[Saved data entries]
==*==
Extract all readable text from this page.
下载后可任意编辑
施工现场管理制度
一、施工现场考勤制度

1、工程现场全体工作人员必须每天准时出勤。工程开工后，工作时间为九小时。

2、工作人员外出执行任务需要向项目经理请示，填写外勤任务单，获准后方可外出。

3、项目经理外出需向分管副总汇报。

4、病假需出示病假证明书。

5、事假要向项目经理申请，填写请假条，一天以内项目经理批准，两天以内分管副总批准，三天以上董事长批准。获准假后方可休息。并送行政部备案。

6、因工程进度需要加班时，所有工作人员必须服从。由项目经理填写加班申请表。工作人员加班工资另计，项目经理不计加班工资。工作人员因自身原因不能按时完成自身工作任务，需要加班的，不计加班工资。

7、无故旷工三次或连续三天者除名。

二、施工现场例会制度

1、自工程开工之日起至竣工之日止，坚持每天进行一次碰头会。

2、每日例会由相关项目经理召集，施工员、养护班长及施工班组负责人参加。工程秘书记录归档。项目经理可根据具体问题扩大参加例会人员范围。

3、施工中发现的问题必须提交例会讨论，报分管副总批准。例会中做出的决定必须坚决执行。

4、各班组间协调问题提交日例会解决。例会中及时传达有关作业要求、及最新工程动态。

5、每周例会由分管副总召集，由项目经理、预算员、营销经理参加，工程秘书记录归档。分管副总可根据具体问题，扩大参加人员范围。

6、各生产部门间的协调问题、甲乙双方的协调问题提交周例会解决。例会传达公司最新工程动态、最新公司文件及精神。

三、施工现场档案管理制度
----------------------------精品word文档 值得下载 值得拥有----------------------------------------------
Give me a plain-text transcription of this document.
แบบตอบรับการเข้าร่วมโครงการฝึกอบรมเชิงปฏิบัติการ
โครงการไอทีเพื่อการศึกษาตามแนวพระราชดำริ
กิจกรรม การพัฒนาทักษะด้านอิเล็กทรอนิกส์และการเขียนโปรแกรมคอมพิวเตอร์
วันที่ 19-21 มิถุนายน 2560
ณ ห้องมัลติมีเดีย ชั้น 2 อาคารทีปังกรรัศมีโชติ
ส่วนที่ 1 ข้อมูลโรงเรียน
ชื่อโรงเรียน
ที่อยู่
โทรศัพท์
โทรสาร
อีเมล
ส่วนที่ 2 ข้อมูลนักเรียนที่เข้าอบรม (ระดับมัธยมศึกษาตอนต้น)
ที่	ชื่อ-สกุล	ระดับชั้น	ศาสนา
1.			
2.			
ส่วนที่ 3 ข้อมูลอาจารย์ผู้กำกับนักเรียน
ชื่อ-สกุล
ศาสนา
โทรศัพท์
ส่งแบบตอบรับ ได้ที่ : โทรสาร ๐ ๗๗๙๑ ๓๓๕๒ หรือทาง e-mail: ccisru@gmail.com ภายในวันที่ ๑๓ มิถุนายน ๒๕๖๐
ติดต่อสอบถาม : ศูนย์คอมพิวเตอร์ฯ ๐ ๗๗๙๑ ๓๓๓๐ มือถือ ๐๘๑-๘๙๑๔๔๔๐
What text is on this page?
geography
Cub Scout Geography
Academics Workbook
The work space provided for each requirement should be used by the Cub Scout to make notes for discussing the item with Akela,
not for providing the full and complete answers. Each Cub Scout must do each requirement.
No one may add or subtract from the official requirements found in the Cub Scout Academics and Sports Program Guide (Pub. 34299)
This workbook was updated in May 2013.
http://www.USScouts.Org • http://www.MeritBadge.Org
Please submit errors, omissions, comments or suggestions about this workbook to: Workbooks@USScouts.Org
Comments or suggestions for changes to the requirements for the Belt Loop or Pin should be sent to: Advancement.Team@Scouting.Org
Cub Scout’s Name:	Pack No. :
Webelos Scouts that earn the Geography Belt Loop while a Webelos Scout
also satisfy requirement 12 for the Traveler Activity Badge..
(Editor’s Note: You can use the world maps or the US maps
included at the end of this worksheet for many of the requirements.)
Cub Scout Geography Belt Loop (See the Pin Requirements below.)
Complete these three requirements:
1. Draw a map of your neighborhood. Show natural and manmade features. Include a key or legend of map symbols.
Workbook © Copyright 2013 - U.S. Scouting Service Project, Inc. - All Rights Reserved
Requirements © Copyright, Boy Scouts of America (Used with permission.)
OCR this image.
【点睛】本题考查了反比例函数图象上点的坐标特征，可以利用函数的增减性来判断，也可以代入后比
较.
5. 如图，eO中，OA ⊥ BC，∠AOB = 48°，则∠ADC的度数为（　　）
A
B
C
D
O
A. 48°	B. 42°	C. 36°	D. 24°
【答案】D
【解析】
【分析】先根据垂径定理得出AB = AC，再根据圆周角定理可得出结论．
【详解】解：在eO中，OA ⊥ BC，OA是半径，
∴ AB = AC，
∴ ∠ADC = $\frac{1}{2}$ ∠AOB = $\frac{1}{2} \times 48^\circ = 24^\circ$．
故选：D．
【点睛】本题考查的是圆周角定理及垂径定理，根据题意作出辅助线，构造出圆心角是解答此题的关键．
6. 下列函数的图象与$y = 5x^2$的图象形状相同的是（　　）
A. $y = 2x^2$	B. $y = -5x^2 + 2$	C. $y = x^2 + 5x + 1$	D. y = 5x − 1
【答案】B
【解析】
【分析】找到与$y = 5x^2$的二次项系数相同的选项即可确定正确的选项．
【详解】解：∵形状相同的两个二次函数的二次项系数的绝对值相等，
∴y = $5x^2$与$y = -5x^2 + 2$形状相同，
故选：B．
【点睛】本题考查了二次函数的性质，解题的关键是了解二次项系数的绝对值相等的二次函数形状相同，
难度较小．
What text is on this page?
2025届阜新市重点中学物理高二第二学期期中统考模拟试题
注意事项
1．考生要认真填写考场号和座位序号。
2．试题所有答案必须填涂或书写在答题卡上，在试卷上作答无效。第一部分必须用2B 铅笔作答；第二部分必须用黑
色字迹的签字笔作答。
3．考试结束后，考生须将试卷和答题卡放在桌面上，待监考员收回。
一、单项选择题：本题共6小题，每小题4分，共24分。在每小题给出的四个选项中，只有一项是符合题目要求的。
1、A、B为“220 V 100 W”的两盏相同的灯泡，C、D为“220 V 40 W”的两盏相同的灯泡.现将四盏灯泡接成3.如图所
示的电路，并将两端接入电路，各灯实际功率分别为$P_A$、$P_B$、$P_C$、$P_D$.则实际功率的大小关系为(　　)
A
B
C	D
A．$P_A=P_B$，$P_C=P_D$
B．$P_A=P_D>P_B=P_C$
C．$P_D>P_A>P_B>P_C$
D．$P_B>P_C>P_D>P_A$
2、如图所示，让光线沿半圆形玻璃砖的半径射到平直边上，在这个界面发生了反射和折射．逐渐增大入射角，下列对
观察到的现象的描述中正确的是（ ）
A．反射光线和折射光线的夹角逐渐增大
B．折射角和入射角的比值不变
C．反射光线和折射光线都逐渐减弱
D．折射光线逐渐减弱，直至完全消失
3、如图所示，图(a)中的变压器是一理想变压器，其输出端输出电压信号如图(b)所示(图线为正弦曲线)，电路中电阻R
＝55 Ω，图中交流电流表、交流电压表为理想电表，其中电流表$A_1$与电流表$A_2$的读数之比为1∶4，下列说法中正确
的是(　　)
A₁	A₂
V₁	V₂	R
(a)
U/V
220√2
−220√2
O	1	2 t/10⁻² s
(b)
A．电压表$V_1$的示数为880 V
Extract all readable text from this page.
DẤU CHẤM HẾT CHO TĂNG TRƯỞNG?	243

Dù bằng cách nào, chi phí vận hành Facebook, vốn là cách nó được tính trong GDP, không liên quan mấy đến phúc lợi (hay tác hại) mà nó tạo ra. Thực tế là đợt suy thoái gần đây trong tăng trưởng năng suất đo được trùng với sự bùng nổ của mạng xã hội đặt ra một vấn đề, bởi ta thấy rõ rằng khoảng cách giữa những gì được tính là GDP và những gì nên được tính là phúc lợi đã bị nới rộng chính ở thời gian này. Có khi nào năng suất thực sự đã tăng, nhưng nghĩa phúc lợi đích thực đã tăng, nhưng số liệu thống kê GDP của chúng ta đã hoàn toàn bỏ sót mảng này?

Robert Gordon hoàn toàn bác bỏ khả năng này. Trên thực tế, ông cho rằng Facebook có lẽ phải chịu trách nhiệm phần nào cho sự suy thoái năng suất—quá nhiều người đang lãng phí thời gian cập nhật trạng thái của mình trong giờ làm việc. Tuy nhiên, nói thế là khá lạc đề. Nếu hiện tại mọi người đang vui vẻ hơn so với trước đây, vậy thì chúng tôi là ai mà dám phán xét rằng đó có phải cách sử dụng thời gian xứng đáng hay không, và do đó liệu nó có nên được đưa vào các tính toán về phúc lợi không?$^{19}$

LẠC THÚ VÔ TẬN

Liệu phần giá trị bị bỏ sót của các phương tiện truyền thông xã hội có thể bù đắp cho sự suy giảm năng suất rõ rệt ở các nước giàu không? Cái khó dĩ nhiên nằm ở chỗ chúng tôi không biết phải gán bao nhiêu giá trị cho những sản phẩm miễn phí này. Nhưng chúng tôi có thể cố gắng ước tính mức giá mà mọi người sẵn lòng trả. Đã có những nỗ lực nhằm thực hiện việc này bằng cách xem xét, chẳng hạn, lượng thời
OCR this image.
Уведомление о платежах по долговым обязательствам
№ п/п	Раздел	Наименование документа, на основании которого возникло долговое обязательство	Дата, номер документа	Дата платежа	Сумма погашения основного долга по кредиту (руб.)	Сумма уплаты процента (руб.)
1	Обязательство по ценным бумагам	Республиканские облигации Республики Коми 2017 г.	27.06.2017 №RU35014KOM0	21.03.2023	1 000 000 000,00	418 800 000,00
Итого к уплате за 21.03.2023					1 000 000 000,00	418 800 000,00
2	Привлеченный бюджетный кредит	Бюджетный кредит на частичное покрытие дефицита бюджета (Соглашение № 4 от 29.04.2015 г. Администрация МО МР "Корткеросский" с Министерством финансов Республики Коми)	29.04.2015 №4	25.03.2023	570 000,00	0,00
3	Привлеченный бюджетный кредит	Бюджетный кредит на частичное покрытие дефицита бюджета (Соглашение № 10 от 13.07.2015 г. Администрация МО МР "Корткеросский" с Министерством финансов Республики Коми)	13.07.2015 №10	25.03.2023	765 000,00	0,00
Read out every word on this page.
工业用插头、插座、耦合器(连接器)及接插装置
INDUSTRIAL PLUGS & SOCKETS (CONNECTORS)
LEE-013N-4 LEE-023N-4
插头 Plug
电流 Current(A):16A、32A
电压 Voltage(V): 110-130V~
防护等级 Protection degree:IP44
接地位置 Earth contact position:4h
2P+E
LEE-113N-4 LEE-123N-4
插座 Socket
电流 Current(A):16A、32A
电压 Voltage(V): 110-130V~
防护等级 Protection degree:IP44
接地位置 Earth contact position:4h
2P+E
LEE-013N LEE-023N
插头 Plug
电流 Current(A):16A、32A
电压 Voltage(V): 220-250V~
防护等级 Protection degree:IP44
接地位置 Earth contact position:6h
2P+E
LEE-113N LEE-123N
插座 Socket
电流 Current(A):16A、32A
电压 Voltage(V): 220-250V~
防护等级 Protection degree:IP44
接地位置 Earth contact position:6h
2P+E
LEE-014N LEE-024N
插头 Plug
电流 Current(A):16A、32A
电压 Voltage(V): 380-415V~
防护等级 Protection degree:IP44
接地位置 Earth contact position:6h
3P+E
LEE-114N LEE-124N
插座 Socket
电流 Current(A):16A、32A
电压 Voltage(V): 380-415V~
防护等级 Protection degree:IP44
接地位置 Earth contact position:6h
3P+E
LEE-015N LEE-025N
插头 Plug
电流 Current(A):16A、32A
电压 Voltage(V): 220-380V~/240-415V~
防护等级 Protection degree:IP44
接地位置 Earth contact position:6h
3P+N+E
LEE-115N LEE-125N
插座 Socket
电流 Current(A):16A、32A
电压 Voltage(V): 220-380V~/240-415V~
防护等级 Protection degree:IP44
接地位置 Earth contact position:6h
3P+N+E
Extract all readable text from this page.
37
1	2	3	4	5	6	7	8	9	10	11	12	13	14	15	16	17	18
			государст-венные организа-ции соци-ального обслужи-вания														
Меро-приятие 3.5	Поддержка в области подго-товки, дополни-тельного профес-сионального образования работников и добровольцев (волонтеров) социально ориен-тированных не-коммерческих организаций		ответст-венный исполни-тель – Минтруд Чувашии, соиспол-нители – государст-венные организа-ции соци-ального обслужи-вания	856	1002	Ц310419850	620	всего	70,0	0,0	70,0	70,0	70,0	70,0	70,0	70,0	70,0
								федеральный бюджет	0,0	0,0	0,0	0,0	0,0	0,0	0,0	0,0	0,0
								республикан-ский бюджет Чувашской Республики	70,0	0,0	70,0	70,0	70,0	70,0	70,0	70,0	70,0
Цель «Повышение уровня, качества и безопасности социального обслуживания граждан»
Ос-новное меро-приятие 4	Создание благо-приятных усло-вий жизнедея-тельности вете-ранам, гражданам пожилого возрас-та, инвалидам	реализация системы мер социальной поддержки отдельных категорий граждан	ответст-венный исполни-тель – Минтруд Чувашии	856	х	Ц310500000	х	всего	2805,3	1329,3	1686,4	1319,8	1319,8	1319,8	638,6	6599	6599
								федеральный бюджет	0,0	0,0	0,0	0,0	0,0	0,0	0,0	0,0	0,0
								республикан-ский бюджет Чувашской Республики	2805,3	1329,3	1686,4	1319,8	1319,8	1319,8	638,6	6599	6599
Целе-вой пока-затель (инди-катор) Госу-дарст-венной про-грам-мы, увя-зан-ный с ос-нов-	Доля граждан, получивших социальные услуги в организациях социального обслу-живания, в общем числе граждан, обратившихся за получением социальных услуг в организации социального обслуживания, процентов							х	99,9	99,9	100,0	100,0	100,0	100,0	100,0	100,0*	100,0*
==*==
**Required task**. Provide only the count of lines in the material above that hold the word "всего".

**Answer for this exercise**. 2